==== QUOTED TEXT ====
RESEARCH FORUM: Collection assessment and verification studies: Two reports from the Research Libraries Group

Several years ago, RLG institutions embarked on a program of collection evaluation studies: these have come to be known as “verification” studies. A collection “universe” (such as English literature) is defined and identified; a sample is drawn from this universe using a variety of techniques. The resulting titles then form the corpus of the study, providing a statistically sound instrument for measuring retrospective collection strength. The studies that RLG institutions have designed and undertaken have added markedly to RLG’s understanding of its members’ collections and have enabled member libraries to compare themselves against a common standard. They have given RLG a concrete picture of its range of collection strengths and of the patterns of collection overlaps in several, widely varying disciplines.
==== SOURCE MATERIAL ====
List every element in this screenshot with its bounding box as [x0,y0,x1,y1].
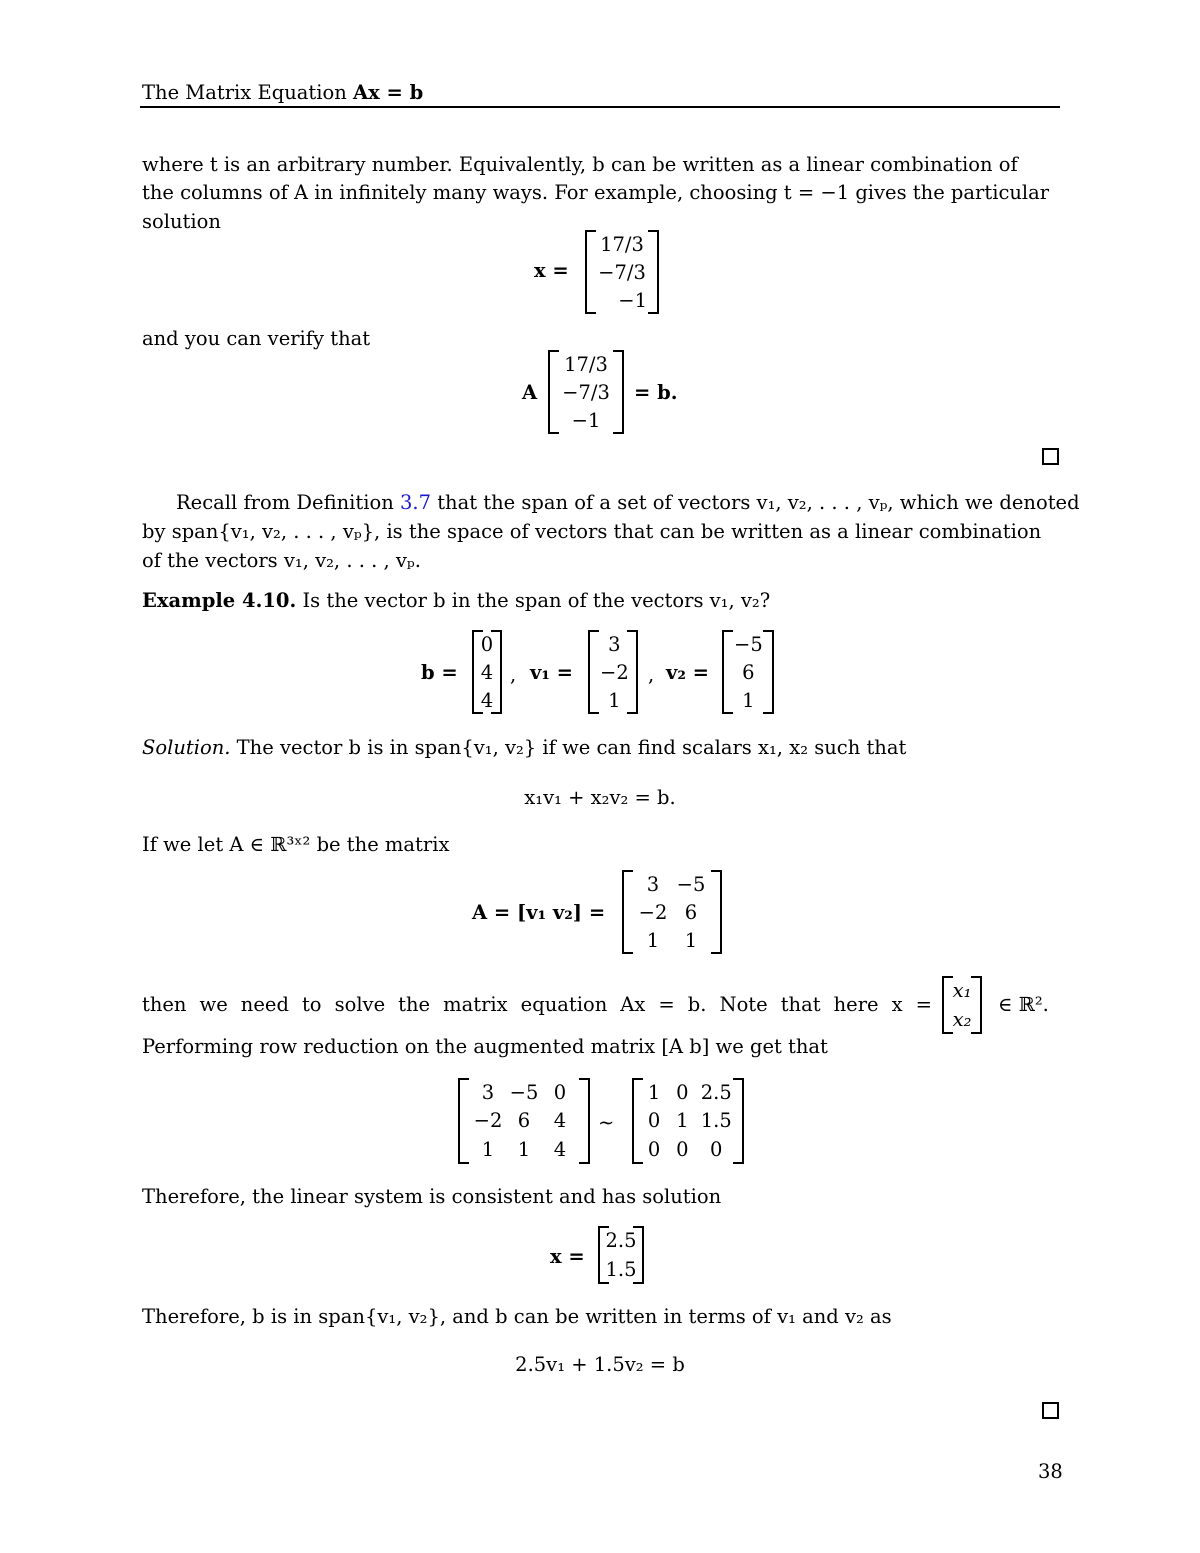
====
REQUIRED WORK:
**1.** In the passage on RLG verification studies, what does drawing a sample of titles from a defined collection universe make possible? Explain in one to three sentences.
**2.** Translate this sentence from the passage on RLG verification studies into Spanish: "A collection “universe” (such as English literature) is defined and identified; a sample is drawn from this universe using a variety of techniques."
**3.** According to the passage on RLG verification studies, what name have the collection evaluation studies come to be known by?

TASK-BY-TASK RESULTS:
**1.** The sampled titles become the corpus of the study. This gives a statistically sound way to measure how strong a library's retrospective collection is.

**2.** Se define e identifica un “universo” de colección (como la literatura inglesa); se extrae una muestra de este universo mediante diversas técnicas.

**3.** They have come to be known as "verification" studies.